◆ **Task to complete**: Return each of the entries below verbatim, keeping every line unchanged.

◆ **Data entries**:
________________

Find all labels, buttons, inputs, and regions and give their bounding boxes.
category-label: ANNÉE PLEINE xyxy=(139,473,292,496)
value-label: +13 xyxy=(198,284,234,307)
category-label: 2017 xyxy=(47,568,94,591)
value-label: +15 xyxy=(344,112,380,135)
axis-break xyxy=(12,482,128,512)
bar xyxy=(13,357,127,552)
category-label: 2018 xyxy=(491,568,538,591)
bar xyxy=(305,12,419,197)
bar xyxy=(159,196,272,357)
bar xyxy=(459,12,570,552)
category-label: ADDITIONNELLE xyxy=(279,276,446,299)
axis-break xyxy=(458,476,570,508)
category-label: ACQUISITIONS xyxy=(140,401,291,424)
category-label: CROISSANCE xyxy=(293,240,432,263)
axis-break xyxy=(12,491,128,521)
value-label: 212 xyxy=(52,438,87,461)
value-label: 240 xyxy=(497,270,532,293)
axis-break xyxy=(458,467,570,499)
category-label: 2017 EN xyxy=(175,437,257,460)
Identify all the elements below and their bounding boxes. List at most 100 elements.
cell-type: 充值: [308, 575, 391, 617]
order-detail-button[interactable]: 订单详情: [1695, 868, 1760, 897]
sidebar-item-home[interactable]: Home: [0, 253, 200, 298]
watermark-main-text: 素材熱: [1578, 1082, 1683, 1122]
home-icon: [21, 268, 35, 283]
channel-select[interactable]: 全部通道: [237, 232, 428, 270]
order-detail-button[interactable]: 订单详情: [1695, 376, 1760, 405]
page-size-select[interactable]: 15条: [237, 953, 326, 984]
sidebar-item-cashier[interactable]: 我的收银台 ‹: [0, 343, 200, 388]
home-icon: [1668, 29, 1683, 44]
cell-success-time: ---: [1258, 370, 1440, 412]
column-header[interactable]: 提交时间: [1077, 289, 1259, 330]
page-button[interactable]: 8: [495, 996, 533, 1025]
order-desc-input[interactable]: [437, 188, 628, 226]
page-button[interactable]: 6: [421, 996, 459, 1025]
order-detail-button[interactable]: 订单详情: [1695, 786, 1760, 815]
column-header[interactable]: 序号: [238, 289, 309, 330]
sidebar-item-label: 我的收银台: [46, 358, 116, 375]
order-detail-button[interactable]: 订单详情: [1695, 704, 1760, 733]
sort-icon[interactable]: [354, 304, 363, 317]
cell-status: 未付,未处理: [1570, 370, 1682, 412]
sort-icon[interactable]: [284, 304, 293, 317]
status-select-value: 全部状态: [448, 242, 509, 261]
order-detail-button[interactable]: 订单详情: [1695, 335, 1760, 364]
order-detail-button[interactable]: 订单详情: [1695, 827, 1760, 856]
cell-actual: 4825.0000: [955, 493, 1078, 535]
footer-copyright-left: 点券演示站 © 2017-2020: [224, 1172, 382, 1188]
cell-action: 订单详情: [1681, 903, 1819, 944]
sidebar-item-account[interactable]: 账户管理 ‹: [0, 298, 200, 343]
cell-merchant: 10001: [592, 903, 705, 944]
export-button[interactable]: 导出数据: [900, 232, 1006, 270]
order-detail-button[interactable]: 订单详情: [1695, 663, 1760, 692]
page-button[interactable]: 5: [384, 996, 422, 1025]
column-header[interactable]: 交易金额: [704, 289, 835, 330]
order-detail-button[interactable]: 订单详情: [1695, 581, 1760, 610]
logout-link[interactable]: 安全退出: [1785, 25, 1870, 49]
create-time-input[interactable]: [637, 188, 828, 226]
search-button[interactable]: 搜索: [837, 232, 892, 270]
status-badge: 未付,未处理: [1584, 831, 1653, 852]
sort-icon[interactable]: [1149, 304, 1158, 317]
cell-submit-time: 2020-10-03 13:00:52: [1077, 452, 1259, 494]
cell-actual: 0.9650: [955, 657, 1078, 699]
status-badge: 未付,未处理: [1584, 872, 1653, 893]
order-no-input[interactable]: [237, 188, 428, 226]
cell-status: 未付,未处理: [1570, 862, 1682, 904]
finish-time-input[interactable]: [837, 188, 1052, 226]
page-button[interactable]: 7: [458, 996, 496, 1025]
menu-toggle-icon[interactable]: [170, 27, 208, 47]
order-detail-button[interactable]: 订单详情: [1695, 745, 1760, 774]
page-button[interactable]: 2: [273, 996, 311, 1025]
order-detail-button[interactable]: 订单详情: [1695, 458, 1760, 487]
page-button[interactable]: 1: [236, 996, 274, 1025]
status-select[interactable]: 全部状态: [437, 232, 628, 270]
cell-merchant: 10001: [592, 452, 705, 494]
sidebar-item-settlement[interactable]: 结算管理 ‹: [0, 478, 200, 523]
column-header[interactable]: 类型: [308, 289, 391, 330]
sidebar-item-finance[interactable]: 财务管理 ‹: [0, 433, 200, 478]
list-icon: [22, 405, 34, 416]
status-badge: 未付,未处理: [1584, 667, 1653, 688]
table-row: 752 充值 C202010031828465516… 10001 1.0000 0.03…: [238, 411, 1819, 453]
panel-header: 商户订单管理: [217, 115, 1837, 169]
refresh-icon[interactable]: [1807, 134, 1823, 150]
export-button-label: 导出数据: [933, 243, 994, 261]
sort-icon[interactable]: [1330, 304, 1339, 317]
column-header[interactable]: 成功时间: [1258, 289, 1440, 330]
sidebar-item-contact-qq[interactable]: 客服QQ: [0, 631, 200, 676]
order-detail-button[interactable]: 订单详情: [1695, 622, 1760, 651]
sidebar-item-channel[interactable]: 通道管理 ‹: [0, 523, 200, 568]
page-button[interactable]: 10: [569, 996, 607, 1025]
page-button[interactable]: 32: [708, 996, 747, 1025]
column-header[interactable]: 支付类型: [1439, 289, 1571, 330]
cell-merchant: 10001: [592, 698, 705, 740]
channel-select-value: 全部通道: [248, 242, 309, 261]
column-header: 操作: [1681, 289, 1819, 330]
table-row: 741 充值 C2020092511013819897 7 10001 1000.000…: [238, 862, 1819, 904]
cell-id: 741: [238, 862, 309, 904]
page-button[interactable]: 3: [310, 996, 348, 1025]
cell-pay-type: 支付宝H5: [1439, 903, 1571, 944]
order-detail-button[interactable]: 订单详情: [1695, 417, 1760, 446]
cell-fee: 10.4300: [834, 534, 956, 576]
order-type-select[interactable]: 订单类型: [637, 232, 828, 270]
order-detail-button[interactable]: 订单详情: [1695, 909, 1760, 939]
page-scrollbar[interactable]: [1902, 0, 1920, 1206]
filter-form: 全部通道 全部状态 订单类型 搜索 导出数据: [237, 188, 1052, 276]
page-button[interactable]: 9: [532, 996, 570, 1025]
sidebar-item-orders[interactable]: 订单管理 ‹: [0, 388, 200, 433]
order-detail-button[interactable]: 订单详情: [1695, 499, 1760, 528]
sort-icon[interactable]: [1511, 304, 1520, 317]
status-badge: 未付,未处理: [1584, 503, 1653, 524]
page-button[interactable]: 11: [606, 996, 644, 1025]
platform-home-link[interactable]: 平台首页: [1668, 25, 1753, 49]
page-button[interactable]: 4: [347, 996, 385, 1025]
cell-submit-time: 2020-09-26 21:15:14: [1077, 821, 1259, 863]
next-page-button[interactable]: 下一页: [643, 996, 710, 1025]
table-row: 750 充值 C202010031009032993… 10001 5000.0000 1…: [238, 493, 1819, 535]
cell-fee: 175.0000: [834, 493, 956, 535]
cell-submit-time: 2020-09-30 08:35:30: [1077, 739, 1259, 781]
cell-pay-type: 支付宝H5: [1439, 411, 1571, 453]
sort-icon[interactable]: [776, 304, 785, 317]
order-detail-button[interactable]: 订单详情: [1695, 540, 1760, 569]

________________

◆ **Correct output**:
Find all labels, buttons, inputs, and regions and give their bounding boxes.
category-label: ANNÉE PLEINE xyxy=(139,473,292,496)
value-label: +13 xyxy=(198,284,234,307)
category-label: 2017 xyxy=(47,568,94,591)
value-label: +15 xyxy=(344,112,380,135)
axis-break xyxy=(12,482,128,512)
bar xyxy=(13,357,127,552)
category-label: 2018 xyxy=(491,568,538,591)
bar xyxy=(305,12,419,197)
bar xyxy=(159,196,272,357)
bar xyxy=(459,12,570,552)
category-label: ADDITIONNELLE xyxy=(279,276,446,299)
axis-break xyxy=(458,476,570,508)
category-label: ACQUISITIONS xyxy=(140,401,291,424)
category-label: CROISSANCE xyxy=(293,240,432,263)
axis-break xyxy=(12,491,128,521)
value-label: 212 xyxy=(52,438,87,461)
value-label: 240 xyxy=(497,270,532,293)
axis-break xyxy=(458,467,570,499)
category-label: 2017 EN xyxy=(175,437,257,460)
Identify all the elements below and their bounding boxes. List at most 100 elements.
cell-type: 充值: [308, 575, 391, 617]
order-detail-button[interactable]: 订单详情: [1695, 868, 1760, 897]
sidebar-item-home[interactable]: Home: [0, 253, 200, 298]
watermark-main-text: 素材熱: [1578, 1082, 1683, 1122]
home-icon: [21, 268, 35, 283]
channel-select[interactable]: 全部通道: [237, 232, 428, 270]
order-detail-button[interactable]: 订单详情: [1695, 376, 1760, 405]
page-size-select[interactable]: 15条: [237, 953, 326, 984]
sidebar-item-cashier[interactable]: 我的收银台 ‹: [0, 343, 200, 388]
home-icon: [1668, 29, 1683, 44]
cell-success-time: ---: [1258, 370, 1440, 412]
column-header[interactable]: 提交时间: [1077, 289, 1259, 330]
page-button[interactable]: 8: [495, 996, 533, 1025]
order-desc-input[interactable]: [437, 188, 628, 226]
page-button[interactable]: 6: [421, 996, 459, 1025]
order-detail-button[interactable]: 订单详情: [1695, 786, 1760, 815]
column-header[interactable]: 序号: [238, 289, 309, 330]
sidebar-item-label: 我的收银台: [46, 358, 116, 375]
order-detail-button[interactable]: 订单详情: [1695, 704, 1760, 733]
sort-icon[interactable]: [354, 304, 363, 317]
cell-status: 未付,未处理: [1570, 370, 1682, 412]
sort-icon[interactable]: [284, 304, 293, 317]
status-select-value: 全部状态: [448, 242, 509, 261]
order-detail-button[interactable]: 订单详情: [1695, 335, 1760, 364]
order-detail-button[interactable]: 订单详情: [1695, 827, 1760, 856]
cell-actual: 4825.0000: [955, 493, 1078, 535]
footer-copyright-left: 点券演示站 © 2017-2020: [224, 1172, 382, 1188]
cell-action: 订单详情: [1681, 903, 1819, 944]
sidebar-item-account[interactable]: 账户管理 ‹: [0, 298, 200, 343]
cell-merchant: 10001: [592, 903, 705, 944]
export-button[interactable]: 导出数据: [900, 232, 1006, 270]
order-detail-button[interactable]: 订单详情: [1695, 663, 1760, 692]
page-button[interactable]: 5: [384, 996, 422, 1025]
column-header[interactable]: 交易金额: [704, 289, 835, 330]
order-detail-button[interactable]: 订单详情: [1695, 581, 1760, 610]
logout-link[interactable]: 安全退出: [1785, 25, 1870, 49]
create-time-input[interactable]: [637, 188, 828, 226]
search-button[interactable]: 搜索: [837, 232, 892, 270]
status-badge: 未付,未处理: [1584, 831, 1653, 852]
sort-icon[interactable]: [1149, 304, 1158, 317]
cell-submit-time: 2020-10-03 13:00:52: [1077, 452, 1259, 494]
cell-actual: 0.9650: [955, 657, 1078, 699]
status-badge: 未付,未处理: [1584, 872, 1653, 893]
order-no-input[interactable]: [237, 188, 428, 226]
cell-status: 未付,未处理: [1570, 862, 1682, 904]
finish-time-input[interactable]: [837, 188, 1052, 226]
page-button[interactable]: 7: [458, 996, 496, 1025]
menu-toggle-icon[interactable]: [170, 27, 208, 47]
order-detail-button[interactable]: 订单详情: [1695, 745, 1760, 774]
page-button[interactable]: 2: [273, 996, 311, 1025]
order-detail-button[interactable]: 订单详情: [1695, 458, 1760, 487]
page-button[interactable]: 1: [236, 996, 274, 1025]
status-select[interactable]: 全部状态: [437, 232, 628, 270]
cell-merchant: 10001: [592, 452, 705, 494]
sidebar-item-settlement[interactable]: 结算管理 ‹: [0, 478, 200, 523]
column-header[interactable]: 类型: [308, 289, 391, 330]
sidebar-item-finance[interactable]: 财务管理 ‹: [0, 433, 200, 478]
list-icon: [22, 405, 34, 416]
status-badge: 未付,未处理: [1584, 667, 1653, 688]
table-row: 752 充值 C202010031828465516… 10001 1.0000 0.03…: [238, 411, 1819, 453]
panel-header: 商户订单管理: [217, 115, 1837, 169]
refresh-icon[interactable]: [1807, 134, 1823, 150]
export-button-label: 导出数据: [933, 243, 994, 261]
sort-icon[interactable]: [1330, 304, 1339, 317]
column-header[interactable]: 成功时间: [1258, 289, 1440, 330]
sidebar-item-contact-qq[interactable]: 客服QQ: [0, 631, 200, 676]
order-detail-button[interactable]: 订单详情: [1695, 622, 1760, 651]
sidebar-item-channel[interactable]: 通道管理 ‹: [0, 523, 200, 568]
page-button[interactable]: 10: [569, 996, 607, 1025]
page-button[interactable]: 32: [708, 996, 747, 1025]
column-header[interactable]: 支付类型: [1439, 289, 1571, 330]
cell-merchant: 10001: [592, 698, 705, 740]
channel-select-value: 全部通道: [248, 242, 309, 261]
column-header: 操作: [1681, 289, 1819, 330]
table-row: 741 充值 C2020092511013819897 7 10001 1000.000…: [238, 862, 1819, 904]
cell-id: 741: [238, 862, 309, 904]
page-button[interactable]: 3: [310, 996, 348, 1025]
cell-pay-type: 支付宝H5: [1439, 903, 1571, 944]
order-detail-button[interactable]: 订单详情: [1695, 417, 1760, 446]
cell-fee: 10.4300: [834, 534, 956, 576]
order-type-select[interactable]: 订单类型: [637, 232, 828, 270]
order-detail-button[interactable]: 订单详情: [1695, 909, 1760, 939]
page-scrollbar[interactable]: [1902, 0, 1920, 1206]
filter-form: 全部通道 全部状态 订单类型 搜索 导出数据: [237, 188, 1052, 276]
page-button[interactable]: 9: [532, 996, 570, 1025]
sidebar-item-orders[interactable]: 订单管理 ‹: [0, 388, 200, 433]
order-detail-button[interactable]: 订单详情: [1695, 499, 1760, 528]
sort-icon[interactable]: [1511, 304, 1520, 317]
status-badge: 未付,未处理: [1584, 503, 1653, 524]
page-button[interactable]: 11: [606, 996, 644, 1025]
platform-home-link[interactable]: 平台首页: [1668, 25, 1753, 49]
page-button[interactable]: 4: [347, 996, 385, 1025]
cell-submit-time: 2020-09-26 21:15:14: [1077, 821, 1259, 863]
next-page-button[interactable]: 下一页: [643, 996, 710, 1025]
table-row: 750 充值 C202010031009032993… 10001 5000.0000 1…: [238, 493, 1819, 535]
cell-fee: 175.0000: [834, 493, 956, 535]
cell-submit-time: 2020-09-30 08:35:30: [1077, 739, 1259, 781]
cell-pay-type: 支付宝H5: [1439, 411, 1571, 453]
sort-icon[interactable]: [776, 304, 785, 317]
order-detail-button[interactable]: 订单详情: [1695, 540, 1760, 569]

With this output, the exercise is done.